## Begin QUOTED TEXT

Railway station in Bodiam, Rother, England

Junction Road Halt, also known as Junction Road (for Hawkhurst), was a halt station on the Kent and East Sussex Railway. It was located on the eastern side of the level crossing across the B2244 Junction Road near the hamlet of Udiam in East Sussex, England. Closed for passengers in 1954 and freight in 1961 with the line, The line through Junction Road Halt may yet be revived as the Rother Valley Railway, a preservation society, is proposing to reopen the line from Robertsbridge to Bodiam.

== History ==
The Rother Valley Railway opened a small platform at Junction Road in 1900 as an informal private stopping place for the benefit of the tenant of the adjoining fields who enjoyed shooting rights over the land. The station was situated on the eastern side of a level crossing adjacent to Udiam Farm on the turnpike road from Hawkhurst to Hastings called Junction Road (now part of the B2244 road). The crossing was originally gated but cattle grids were later provided. The existence of the platform was discovered by the Board of Trade in January 1903 during an inspection of the line by Major Pringle who had stopped at the site to examine the new cattle grids. After the inspection, Colonel Stephens, the proprietor of the Rother Valley Railway, wrote to the Board of Trade to obtain permission to open the halt to the public. The station would be unstaffed and trains would only call as required. The Board of Trade indicated its willingness to authorise the halt so long as the railway provided suitable lights for trains calling in the hours of darkness. Despite Stephens' reply that guards would be instructed to aid passengers with a hand lamp, the Board of Trade still insisted on lights.

## End QUOTED TEXT

▶ STATED EXERCISE: Replace "level crossing" with "grade crossing" and write out the stretch of the Junction Road Halt text from "Railway station in" through "Robertsbridge to Bodiam.". These records have no connection to the text about Junction Road Halt.

## Begin INFORMATION SUPPLIED

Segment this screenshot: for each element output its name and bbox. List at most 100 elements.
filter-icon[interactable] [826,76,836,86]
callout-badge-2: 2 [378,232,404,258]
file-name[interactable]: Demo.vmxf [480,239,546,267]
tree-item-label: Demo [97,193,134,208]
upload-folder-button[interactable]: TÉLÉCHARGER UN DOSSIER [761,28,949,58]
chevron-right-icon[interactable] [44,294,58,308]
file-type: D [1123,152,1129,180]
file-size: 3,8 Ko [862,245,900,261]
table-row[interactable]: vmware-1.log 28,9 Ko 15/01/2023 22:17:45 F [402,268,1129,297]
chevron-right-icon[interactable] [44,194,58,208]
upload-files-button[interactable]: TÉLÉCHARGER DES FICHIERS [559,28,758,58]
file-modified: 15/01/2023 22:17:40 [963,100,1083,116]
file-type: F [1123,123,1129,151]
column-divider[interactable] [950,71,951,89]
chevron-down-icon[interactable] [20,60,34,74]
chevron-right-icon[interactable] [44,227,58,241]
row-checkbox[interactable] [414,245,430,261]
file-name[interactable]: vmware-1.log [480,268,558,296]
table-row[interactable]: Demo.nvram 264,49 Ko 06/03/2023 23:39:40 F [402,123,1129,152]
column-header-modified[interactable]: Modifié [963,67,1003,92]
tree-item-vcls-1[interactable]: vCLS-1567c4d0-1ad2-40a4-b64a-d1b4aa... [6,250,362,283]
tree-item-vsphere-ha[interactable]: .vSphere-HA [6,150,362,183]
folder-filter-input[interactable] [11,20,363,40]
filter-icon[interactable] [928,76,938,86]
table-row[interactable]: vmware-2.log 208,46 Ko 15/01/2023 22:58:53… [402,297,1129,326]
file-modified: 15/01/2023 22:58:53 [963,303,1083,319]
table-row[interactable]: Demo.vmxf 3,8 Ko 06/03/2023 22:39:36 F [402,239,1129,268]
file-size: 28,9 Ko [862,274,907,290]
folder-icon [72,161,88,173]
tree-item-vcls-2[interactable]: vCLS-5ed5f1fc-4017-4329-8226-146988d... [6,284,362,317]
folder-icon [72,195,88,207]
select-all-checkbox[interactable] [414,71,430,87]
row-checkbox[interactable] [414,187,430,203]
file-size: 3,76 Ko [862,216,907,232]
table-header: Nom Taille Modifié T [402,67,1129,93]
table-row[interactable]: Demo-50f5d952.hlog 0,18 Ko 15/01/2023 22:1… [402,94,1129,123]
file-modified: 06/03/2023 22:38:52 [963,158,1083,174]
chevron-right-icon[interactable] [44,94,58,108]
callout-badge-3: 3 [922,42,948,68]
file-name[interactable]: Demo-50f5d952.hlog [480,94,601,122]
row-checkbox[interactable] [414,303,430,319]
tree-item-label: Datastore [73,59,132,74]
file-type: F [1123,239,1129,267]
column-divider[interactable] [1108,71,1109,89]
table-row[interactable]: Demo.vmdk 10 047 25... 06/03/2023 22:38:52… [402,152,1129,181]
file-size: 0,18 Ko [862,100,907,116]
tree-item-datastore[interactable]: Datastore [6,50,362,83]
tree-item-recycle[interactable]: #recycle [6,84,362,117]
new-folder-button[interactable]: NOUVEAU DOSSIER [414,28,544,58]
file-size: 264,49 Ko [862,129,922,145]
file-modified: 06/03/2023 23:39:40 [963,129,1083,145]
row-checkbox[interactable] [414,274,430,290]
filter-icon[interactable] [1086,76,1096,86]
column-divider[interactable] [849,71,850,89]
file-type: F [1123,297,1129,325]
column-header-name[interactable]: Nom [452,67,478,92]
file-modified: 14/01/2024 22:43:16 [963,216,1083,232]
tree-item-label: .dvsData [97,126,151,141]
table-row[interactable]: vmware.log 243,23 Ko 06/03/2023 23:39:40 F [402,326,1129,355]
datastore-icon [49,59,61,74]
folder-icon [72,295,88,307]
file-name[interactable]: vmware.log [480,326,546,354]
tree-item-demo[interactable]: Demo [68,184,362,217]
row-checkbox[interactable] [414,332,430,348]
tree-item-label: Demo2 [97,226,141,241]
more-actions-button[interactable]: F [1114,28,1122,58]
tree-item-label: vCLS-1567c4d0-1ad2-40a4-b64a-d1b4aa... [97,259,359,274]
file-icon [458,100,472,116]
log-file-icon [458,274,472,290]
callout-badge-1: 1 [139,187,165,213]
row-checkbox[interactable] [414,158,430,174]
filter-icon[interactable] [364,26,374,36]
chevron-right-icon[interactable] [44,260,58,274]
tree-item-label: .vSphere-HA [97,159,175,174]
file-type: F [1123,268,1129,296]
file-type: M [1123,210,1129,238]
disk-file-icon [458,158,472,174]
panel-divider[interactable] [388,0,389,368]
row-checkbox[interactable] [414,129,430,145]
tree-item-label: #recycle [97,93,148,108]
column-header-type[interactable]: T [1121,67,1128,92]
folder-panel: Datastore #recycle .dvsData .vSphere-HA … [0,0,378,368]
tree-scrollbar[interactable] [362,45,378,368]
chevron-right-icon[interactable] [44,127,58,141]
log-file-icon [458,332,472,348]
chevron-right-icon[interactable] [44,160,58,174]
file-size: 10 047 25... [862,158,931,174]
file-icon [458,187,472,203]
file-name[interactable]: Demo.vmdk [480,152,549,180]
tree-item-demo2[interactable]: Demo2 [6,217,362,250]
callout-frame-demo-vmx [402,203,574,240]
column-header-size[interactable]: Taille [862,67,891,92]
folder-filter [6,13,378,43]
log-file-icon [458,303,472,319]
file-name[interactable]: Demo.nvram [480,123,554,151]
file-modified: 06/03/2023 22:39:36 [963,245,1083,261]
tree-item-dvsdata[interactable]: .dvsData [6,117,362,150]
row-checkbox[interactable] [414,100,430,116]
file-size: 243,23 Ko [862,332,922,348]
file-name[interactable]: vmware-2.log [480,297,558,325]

## End INFORMATION SUPPLIED

▶ TASK RESPONSE:
Railway station in Bodiam, Rother, England

Junction Road Halt, also known as Junction Road (for Hawkhurst), was a halt station on the Kent and East Sussex Railway. It was located on the eastern side of the grade crossing across the B2244 Junction Road near the hamlet of Udiam in East Sussex, England. Closed for passengers in 1954 and freight in 1961 with the line, The line through Junction Road Halt may yet be revived as the Rother Valley Railway, a preservation society, is proposing to reopen the line from Robertsbridge to Bodiam.